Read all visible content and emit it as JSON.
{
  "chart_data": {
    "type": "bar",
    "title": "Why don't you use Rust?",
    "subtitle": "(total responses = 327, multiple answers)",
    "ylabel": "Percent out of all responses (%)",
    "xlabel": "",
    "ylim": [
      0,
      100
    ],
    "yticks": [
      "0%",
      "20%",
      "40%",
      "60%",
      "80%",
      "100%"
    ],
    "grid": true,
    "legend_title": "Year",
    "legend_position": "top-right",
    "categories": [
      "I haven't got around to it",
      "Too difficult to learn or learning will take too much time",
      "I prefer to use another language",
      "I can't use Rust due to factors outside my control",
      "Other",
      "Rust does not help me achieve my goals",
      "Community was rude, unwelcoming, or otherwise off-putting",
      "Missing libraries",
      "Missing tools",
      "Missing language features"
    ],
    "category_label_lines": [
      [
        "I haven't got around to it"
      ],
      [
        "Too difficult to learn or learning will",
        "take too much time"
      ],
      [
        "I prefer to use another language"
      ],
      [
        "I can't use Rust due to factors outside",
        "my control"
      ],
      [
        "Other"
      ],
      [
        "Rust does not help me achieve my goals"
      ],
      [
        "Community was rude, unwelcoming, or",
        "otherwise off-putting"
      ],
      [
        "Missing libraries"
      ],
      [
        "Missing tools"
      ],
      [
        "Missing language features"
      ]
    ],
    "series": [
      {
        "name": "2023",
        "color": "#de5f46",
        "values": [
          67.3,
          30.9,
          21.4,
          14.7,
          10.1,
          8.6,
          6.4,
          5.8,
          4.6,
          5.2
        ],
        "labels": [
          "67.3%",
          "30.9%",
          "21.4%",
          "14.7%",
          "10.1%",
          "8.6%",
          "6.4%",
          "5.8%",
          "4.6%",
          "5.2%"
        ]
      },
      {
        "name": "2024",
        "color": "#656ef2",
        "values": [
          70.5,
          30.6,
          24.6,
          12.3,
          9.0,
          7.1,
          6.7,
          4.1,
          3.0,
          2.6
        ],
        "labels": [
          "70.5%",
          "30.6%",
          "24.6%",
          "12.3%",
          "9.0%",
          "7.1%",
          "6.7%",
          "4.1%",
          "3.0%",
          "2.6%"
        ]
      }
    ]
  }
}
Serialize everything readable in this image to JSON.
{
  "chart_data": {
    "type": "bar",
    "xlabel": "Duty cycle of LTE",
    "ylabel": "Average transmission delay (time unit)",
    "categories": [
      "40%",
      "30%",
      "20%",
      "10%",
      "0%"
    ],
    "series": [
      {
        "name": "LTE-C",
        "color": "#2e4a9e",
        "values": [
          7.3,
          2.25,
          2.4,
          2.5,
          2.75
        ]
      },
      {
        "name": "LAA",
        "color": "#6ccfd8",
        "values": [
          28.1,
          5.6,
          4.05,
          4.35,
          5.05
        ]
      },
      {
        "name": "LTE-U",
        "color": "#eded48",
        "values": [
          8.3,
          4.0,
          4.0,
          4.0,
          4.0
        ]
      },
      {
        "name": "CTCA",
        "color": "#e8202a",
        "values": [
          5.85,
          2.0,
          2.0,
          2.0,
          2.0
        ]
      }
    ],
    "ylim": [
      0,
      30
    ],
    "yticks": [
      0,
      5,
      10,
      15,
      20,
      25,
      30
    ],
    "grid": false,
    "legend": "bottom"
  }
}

+ + +

**WORK REQUIRED:**
Where a line contains "unwelcoming", copy that line.

**THE OUTPUT:**
      "Community was rude, unwelcoming, or otherwise off-putting",
        "Community was rude, unwelcoming, or",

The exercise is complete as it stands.